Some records
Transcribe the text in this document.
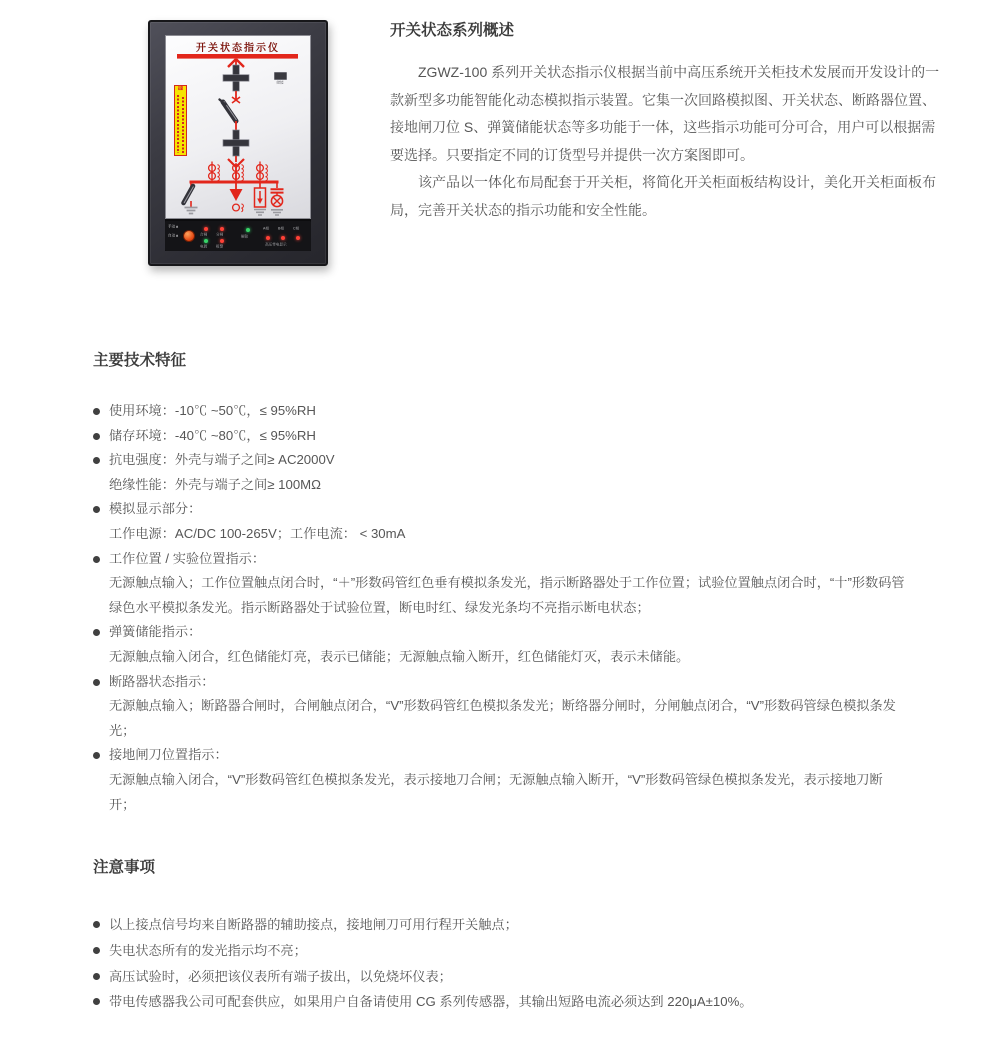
开关状态指示仪
警告
储能
手动▲
自动▲	合闸 分闸
电源 报警
解除
A相 B相 C相
高压带电显示
开关状态系列概述

ZGWZ-100 系列开关状态指示仪根据当前中高压系统开关柜技术发展而开发设计的一款新型多功能智能化动态模拟指示装置。它集一次回路模拟图、开关状态、断路器位置、接地闸刀位 S、弹簧储能状态等多功能于一体，这些指示功能可分可合，用户可以根据需要选择。只要指定不同的订货型号并提供一次方案图即可。

该产品以一体化布局配套于开关柜，将简化开关柜面板结构设计，美化开关柜面板布局，完善开关状态的指示功能和安全性能。

主要技术特征
使用环境：-10℃ ~50℃，≤ 95%RH
储存环境：-40℃ ~80℃，≤ 95%RH
抗电强度：外壳与端子之间≥ AC2000V
绝缘性能：外壳与端子之间≥ 100MΩ
模拟显示部分：
工作电源：AC/DC 100-265V；工作电流： < 30mA
工作位置 / 实验位置指示：
无源触点输入；工作位置触点闭合时，“＋”形数码管红色垂有模拟条发光，指示断路器处于工作位置；试验位置触点闭合时，“十”形数码管绿色水平模拟条发光。指示断路器处于试验位置，断电时红、绿发光条均不亮指示断电状态；
弹簧储能指示：
无源触点输入闭合，红色储能灯亮，表示已储能；无源触点输入断开，红色储能灯灭，表示未储能。
断路器状态指示：
无源触点输入；断路器合闸时，合闸触点闭合，“V”形数码管红色模拟条发光；断络器分闸时，分闸触点闭合，“V”形数码管绿色模拟条发光；
接地闸刀位置指示：
无源触点输入闭合，“V”形数码管红色模拟条发光，表示接地刀合闸；无源触点输入断开，“V”形数码管绿色模拟条发光，表示接地刀断开；
注意事项
以上接点信号均来自断路器的辅助接点，接地闸刀可用行程开关触点；
失电状态所有的发光指示均不亮；
高压试验时，必须把该仪表所有端子拔出，以免烧坏仪表；
带电传感器我公司可配套供应，如果用户自备请使用 CG 系列传感器，其输出短路电流必须达到 220μA±10%。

**Exercise aim:**
Print each record exactly as it stands, leaving the images out.

**Correct response:**
Transcribe the text in this document.
开关状态指示仪
警告
储能
手动▲
自动▲	合闸 分闸
电源 报警
解除
A相 B相 C相
高压带电显示
开关状态系列概述

ZGWZ-100 系列开关状态指示仪根据当前中高压系统开关柜技术发展而开发设计的一款新型多功能智能化动态模拟指示装置。它集一次回路模拟图、开关状态、断路器位置、接地闸刀位 S、弹簧储能状态等多功能于一体，这些指示功能可分可合，用户可以根据需要选择。只要指定不同的订货型号并提供一次方案图即可。

该产品以一体化布局配套于开关柜，将简化开关柜面板结构设计，美化开关柜面板布局，完善开关状态的指示功能和安全性能。

主要技术特征
使用环境：-10℃ ~50℃，≤ 95%RH
储存环境：-40℃ ~80℃，≤ 95%RH
抗电强度：外壳与端子之间≥ AC2000V
绝缘性能：外壳与端子之间≥ 100MΩ
模拟显示部分：
工作电源：AC/DC 100-265V；工作电流： < 30mA
工作位置 / 实验位置指示：
无源触点输入；工作位置触点闭合时，“＋”形数码管红色垂有模拟条发光，指示断路器处于工作位置；试验位置触点闭合时，“十”形数码管绿色水平模拟条发光。指示断路器处于试验位置，断电时红、绿发光条均不亮指示断电状态；
弹簧储能指示：
无源触点输入闭合，红色储能灯亮，表示已储能；无源触点输入断开，红色储能灯灭，表示未储能。
断路器状态指示：
无源触点输入；断路器合闸时，合闸触点闭合，“V”形数码管红色模拟条发光；断络器分闸时，分闸触点闭合，“V”形数码管绿色模拟条发光；
接地闸刀位置指示：
无源触点输入闭合，“V”形数码管红色模拟条发光，表示接地刀合闸；无源触点输入断开，“V”形数码管绿色模拟条发光，表示接地刀断开；
注意事项
以上接点信号均来自断路器的辅助接点，接地闸刀可用行程开关触点；
失电状态所有的发光指示均不亮；
高压试验时，必须把该仪表所有端子拔出，以免烧坏仪表；
带电传感器我公司可配套供应，如果用户自备请使用 CG 系列传感器，其输出短路电流必须达到 220μA±10%。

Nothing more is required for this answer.